_What is needed_: Quote the whole listing verbatim.

##### Supplied records

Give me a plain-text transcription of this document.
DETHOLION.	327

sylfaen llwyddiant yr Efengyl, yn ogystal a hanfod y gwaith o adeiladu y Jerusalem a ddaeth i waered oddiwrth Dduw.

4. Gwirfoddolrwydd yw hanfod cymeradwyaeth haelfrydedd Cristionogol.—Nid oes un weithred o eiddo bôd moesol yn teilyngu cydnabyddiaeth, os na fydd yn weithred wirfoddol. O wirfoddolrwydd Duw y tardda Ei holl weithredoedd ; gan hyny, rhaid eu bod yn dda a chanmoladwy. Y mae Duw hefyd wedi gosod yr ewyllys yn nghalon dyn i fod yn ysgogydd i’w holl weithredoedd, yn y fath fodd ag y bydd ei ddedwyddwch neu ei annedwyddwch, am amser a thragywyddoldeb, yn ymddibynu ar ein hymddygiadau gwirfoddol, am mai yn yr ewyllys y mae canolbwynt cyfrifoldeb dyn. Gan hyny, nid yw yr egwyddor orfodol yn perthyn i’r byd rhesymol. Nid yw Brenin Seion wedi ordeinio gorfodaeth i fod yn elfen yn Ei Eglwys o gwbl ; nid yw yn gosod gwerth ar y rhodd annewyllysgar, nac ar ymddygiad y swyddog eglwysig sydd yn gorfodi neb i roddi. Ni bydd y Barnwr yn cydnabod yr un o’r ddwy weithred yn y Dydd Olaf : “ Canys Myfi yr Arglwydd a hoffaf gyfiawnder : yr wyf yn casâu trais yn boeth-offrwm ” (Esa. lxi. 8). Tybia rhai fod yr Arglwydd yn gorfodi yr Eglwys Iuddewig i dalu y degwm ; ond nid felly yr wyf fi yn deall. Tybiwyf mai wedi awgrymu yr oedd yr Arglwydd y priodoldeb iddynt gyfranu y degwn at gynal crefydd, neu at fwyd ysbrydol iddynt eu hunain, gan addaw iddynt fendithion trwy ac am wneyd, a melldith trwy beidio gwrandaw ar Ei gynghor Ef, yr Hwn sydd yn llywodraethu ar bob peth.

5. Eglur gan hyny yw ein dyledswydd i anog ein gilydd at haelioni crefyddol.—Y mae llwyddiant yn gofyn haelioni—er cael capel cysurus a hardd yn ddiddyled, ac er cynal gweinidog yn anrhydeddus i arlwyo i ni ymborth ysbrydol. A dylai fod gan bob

##########

_Output_:
Give me a plain-text transcription of this document.
DETHOLION.	327

sylfaen llwyddiant yr Efengyl, yn ogystal a hanfod y gwaith o adeiladu y Jerusalem a ddaeth i waered oddiwrth Dduw.

4. Gwirfoddolrwydd yw hanfod cymeradwyaeth haelfrydedd Cristionogol.—Nid oes un weithred o eiddo bôd moesol yn teilyngu cydnabyddiaeth, os na fydd yn weithred wirfoddol. O wirfoddolrwydd Duw y tardda Ei holl weithredoedd ; gan hyny, rhaid eu bod yn dda a chanmoladwy. Y mae Duw hefyd wedi gosod yr ewyllys yn nghalon dyn i fod yn ysgogydd i’w holl weithredoedd, yn y fath fodd ag y bydd ei ddedwyddwch neu ei annedwyddwch, am amser a thragywyddoldeb, yn ymddibynu ar ein hymddygiadau gwirfoddol, am mai yn yr ewyllys y mae canolbwynt cyfrifoldeb dyn. Gan hyny, nid yw yr egwyddor orfodol yn perthyn i’r byd rhesymol. Nid yw Brenin Seion wedi ordeinio gorfodaeth i fod yn elfen yn Ei Eglwys o gwbl ; nid yw yn gosod gwerth ar y rhodd annewyllysgar, nac ar ymddygiad y swyddog eglwysig sydd yn gorfodi neb i roddi. Ni bydd y Barnwr yn cydnabod yr un o’r ddwy weithred yn y Dydd Olaf : “ Canys Myfi yr Arglwydd a hoffaf gyfiawnder : yr wyf yn casâu trais yn boeth-offrwm ” (Esa. lxi. 8). Tybia rhai fod yr Arglwydd yn gorfodi yr Eglwys Iuddewig i dalu y degwm ; ond nid felly yr wyf fi yn deall. Tybiwyf mai wedi awgrymu yr oedd yr Arglwydd y priodoldeb iddynt gyfranu y degwn at gynal crefydd, neu at fwyd ysbrydol iddynt eu hunain, gan addaw iddynt fendithion trwy ac am wneyd, a melldith trwy beidio gwrandaw ar Ei gynghor Ef, yr Hwn sydd yn llywodraethu ar bob peth.

5. Eglur gan hyny yw ein dyledswydd i anog ein gilydd at haelioni crefyddol.—Y mae llwyddiant yn gofyn haelioni—er cael capel cysurus a hardd yn ddiddyled, ac er cynal gweinidog yn anrhydeddus i arlwyo i ni ymborth ysbrydol. A dylai fod gan bob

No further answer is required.